(Figure record listings)
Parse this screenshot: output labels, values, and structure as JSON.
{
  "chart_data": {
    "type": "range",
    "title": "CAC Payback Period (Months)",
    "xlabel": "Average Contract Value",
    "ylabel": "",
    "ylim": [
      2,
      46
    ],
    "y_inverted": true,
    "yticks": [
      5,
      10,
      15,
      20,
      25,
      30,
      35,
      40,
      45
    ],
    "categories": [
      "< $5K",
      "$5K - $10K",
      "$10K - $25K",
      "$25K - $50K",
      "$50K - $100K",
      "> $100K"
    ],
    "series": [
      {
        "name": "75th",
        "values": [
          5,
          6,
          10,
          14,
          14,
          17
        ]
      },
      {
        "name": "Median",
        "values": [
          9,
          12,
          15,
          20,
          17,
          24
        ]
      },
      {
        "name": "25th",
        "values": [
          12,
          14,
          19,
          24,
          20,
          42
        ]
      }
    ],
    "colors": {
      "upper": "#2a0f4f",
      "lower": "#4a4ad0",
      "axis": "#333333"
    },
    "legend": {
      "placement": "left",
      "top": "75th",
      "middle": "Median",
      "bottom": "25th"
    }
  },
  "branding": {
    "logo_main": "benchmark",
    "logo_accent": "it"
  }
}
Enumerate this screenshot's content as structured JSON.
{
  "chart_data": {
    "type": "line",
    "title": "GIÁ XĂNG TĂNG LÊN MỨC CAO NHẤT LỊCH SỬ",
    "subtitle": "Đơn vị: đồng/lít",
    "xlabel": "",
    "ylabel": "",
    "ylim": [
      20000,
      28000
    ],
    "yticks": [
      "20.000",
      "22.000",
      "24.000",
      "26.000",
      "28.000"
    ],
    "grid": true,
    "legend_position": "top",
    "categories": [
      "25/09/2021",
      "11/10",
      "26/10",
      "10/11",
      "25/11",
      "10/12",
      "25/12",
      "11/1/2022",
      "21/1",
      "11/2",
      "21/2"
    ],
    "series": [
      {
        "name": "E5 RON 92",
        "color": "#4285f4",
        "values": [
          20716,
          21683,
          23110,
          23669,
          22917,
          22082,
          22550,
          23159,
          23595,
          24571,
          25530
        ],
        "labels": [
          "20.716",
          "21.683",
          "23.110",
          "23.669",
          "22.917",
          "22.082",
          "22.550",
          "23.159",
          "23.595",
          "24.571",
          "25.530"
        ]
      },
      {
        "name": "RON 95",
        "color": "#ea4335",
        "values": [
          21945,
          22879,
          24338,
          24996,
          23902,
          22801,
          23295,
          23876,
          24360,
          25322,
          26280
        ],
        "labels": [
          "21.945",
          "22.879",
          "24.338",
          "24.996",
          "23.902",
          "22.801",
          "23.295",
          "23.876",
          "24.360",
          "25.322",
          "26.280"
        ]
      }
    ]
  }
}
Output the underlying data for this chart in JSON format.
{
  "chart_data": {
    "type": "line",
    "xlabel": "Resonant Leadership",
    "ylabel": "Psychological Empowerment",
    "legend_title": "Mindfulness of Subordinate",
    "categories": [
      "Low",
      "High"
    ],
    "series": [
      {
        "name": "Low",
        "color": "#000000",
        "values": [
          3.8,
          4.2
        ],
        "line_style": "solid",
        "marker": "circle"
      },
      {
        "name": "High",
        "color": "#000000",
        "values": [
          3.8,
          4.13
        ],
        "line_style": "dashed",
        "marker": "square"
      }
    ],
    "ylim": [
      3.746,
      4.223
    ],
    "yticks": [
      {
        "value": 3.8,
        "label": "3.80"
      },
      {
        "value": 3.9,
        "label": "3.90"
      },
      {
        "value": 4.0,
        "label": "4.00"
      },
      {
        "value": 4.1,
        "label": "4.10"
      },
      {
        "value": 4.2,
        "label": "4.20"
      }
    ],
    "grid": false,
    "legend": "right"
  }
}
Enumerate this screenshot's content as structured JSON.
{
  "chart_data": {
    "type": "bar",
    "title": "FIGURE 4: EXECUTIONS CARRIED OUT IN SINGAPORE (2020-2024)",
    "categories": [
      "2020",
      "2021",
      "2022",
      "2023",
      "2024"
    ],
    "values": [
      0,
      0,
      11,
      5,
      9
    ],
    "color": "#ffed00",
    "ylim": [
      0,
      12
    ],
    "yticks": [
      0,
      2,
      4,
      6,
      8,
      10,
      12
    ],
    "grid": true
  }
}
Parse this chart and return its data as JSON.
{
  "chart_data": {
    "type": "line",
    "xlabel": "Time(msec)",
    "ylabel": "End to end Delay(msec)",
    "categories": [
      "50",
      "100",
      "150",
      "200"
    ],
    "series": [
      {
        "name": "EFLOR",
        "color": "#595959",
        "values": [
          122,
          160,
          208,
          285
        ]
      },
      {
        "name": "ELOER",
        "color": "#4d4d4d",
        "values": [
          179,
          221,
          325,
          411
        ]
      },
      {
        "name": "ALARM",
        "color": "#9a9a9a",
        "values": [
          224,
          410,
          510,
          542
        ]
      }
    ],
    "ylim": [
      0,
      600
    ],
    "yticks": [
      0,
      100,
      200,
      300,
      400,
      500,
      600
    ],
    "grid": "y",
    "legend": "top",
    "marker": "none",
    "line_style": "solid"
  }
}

*Written task*
Can you restate every record above word for word?

*Exercise result*
Parse this screenshot: output labels, values, and structure as JSON.
{
  "chart_data": {
    "type": "range",
    "title": "CAC Payback Period (Months)",
    "xlabel": "Average Contract Value",
    "ylabel": "",
    "ylim": [
      2,
      46
    ],
    "y_inverted": true,
    "yticks": [
      5,
      10,
      15,
      20,
      25,
      30,
      35,
      40,
      45
    ],
    "categories": [
      "< $5K",
      "$5K - $10K",
      "$10K - $25K",
      "$25K - $50K",
      "$50K - $100K",
      "> $100K"
    ],
    "series": [
      {
        "name": "75th",
        "values": [
          5,
          6,
          10,
          14,
          14,
          17
        ]
      },
      {
        "name": "Median",
        "values": [
          9,
          12,
          15,
          20,
          17,
          24
        ]
      },
      {
        "name": "25th",
        "values": [
          12,
          14,
          19,
          24,
          20,
          42
        ]
      }
    ],
    "colors": {
      "upper": "#2a0f4f",
      "lower": "#4a4ad0",
      "axis": "#333333"
    },
    "legend": {
      "placement": "left",
      "top": "75th",
      "middle": "Median",
      "bottom": "25th"
    }
  },
  "branding": {
    "logo_main": "benchmark",
    "logo_accent": "it"
  }
}
Enumerate this screenshot's content as structured JSON.
{
  "chart_data": {
    "type": "line",
    "title": "GIÁ XĂNG TĂNG LÊN MỨC CAO NHẤT LỊCH SỬ",
    "subtitle": "Đơn vị: đồng/lít",
    "xlabel": "",
    "ylabel": "",
    "ylim": [
      20000,
      28000
    ],
    "yticks": [
      "20.000",
      "22.000",
      "24.000",
      "26.000",
      "28.000"
    ],
    "grid": true,
    "legend_position": "top",
    "categories": [
      "25/09/2021",
      "11/10",
      "26/10",
      "10/11",
      "25/11",
      "10/12",
      "25/12",
      "11/1/2022",
      "21/1",
      "11/2",
      "21/2"
    ],
    "series": [
      {
        "name": "E5 RON 92",
        "color": "#4285f4",
        "values": [
          20716,
          21683,
          23110,
          23669,
          22917,
          22082,
          22550,
          23159,
          23595,
          24571,
          25530
        ],
        "labels": [
          "20.716",
          "21.683",
          "23.110",
          "23.669",
          "22.917",
          "22.082",
          "22.550",
          "23.159",
          "23.595",
          "24.571",
          "25.530"
        ]
      },
      {
        "name": "RON 95",
        "color": "#ea4335",
        "values": [
          21945,
          22879,
          24338,
          24996,
          23902,
          22801,
          23295,
          23876,
          24360,
          25322,
          26280
        ],
        "labels": [
          "21.945",
          "22.879",
          "24.338",
          "24.996",
          "23.902",
          "22.801",
          "23.295",
          "23.876",
          "24.360",
          "25.322",
          "26.280"
        ]
      }
    ]
  }
}
Output the underlying data for this chart in JSON format.
{
  "chart_data": {
    "type": "line",
    "xlabel": "Resonant Leadership",
    "ylabel": "Psychological Empowerment",
    "legend_title": "Mindfulness of Subordinate",
    "categories": [
      "Low",
      "High"
    ],
    "series": [
      {
        "name": "Low",
        "color": "#000000",
        "values": [
          3.8,
          4.2
        ],
        "line_style": "solid",
        "marker": "circle"
      },
      {
        "name": "High",
        "color": "#000000",
        "values": [
          3.8,
          4.13
        ],
        "line_style": "dashed",
        "marker": "square"
      }
    ],
    "ylim": [
      3.746,
      4.223
    ],
    "yticks": [
      {
        "value": 3.8,
        "label": "3.80"
      },
      {
        "value": 3.9,
        "label": "3.90"
      },
      {
        "value": 4.0,
        "label": "4.00"
      },
      {
        "value": 4.1,
        "label": "4.10"
      },
      {
        "value": 4.2,
        "label": "4.20"
      }
    ],
    "grid": false,
    "legend": "right"
  }
}
Enumerate this screenshot's content as structured JSON.
{
  "chart_data": {
    "type": "bar",
    "title": "FIGURE 4: EXECUTIONS CARRIED OUT IN SINGAPORE (2020-2024)",
    "categories": [
      "2020",
      "2021",
      "2022",
      "2023",
      "2024"
    ],
    "values": [
      0,
      0,
      11,
      5,
      9
    ],
    "color": "#ffed00",
    "ylim": [
      0,
      12
    ],
    "yticks": [
      0,
      2,
      4,
      6,
      8,
      10,
      12
    ],
    "grid": true
  }
}
Parse this chart and return its data as JSON.
{
  "chart_data": {
    "type": "line",
    "xlabel": "Time(msec)",
    "ylabel": "End to end Delay(msec)",
    "categories": [
      "50",
      "100",
      "150",
      "200"
    ],
    "series": [
      {
        "name": "EFLOR",
        "color": "#595959",
        "values": [
          122,
          160,
          208,
          285
        ]
      },
      {
        "name": "ELOER",
        "color": "#4d4d4d",
        "values": [
          179,
          221,
          325,
          411
        ]
      },
      {
        "name": "ALARM",
        "color": "#9a9a9a",
        "values": [
          224,
          410,
          510,
          542
        ]
      }
    ],
    "ylim": [
      0,
      600
    ],
    "yticks": [
      0,
      100,
      200,
      300,
      400,
      500,
      600
    ],
    "grid": "y",
    "legend": "top",
    "marker": "none",
    "line_style": "solid"
  }
}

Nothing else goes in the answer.